Take the data that follows and retype it word for word.

◇ ◇ ◇

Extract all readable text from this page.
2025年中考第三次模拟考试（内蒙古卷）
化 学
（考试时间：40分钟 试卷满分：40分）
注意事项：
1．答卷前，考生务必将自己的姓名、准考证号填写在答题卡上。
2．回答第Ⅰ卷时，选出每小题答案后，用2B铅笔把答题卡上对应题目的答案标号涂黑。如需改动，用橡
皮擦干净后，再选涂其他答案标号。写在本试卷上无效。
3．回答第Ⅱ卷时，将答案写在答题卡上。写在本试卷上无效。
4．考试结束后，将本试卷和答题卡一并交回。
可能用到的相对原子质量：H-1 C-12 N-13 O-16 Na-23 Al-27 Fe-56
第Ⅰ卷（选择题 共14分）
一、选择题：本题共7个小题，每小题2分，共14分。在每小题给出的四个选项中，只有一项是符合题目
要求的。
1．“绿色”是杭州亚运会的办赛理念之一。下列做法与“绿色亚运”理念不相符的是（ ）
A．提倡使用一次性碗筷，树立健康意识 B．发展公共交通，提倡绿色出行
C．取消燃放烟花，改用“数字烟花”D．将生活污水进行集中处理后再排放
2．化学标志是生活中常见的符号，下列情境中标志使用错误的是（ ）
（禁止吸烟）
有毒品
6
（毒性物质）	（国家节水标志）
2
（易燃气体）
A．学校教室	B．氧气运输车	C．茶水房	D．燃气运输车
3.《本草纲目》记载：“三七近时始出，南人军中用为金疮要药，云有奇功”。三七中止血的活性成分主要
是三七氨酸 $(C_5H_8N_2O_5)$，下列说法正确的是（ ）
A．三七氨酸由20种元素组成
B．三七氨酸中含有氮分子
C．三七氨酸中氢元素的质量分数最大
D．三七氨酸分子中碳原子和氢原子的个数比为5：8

◇ ◇ ◇

→ Response to the exercise
Extract all readable text from this page.
2025年中考第三次模拟考试（内蒙古卷）
化 学
（考试时间：40分钟 试卷满分：40分）
注意事项：
1．答卷前，考生务必将自己的姓名、准考证号填写在答题卡上。
2．回答第Ⅰ卷时，选出每小题答案后，用2B铅笔把答题卡上对应题目的答案标号涂黑。如需改动，用橡
皮擦干净后，再选涂其他答案标号。写在本试卷上无效。
3．回答第Ⅱ卷时，将答案写在答题卡上。写在本试卷上无效。
4．考试结束后，将本试卷和答题卡一并交回。
可能用到的相对原子质量：H-1 C-12 N-13 O-16 Na-23 Al-27 Fe-56
第Ⅰ卷（选择题 共14分）
一、选择题：本题共7个小题，每小题2分，共14分。在每小题给出的四个选项中，只有一项是符合题目
要求的。
1．“绿色”是杭州亚运会的办赛理念之一。下列做法与“绿色亚运”理念不相符的是（ ）
A．提倡使用一次性碗筷，树立健康意识 B．发展公共交通，提倡绿色出行
C．取消燃放烟花，改用“数字烟花”D．将生活污水进行集中处理后再排放
2．化学标志是生活中常见的符号，下列情境中标志使用错误的是（ ）
（禁止吸烟）
有毒品
6
（毒性物质）	（国家节水标志）
2
（易燃气体）
A．学校教室	B．氧气运输车	C．茶水房	D．燃气运输车
3.《本草纲目》记载：“三七近时始出，南人军中用为金疮要药，云有奇功”。三七中止血的活性成分主要
是三七氨酸 $(C_5H_8N_2O_5)$，下列说法正确的是（ ）
A．三七氨酸由20种元素组成
B．三七氨酸中含有氮分子
C．三七氨酸中氢元素的质量分数最大
D．三七氨酸分子中碳原子和氢原子的个数比为5：8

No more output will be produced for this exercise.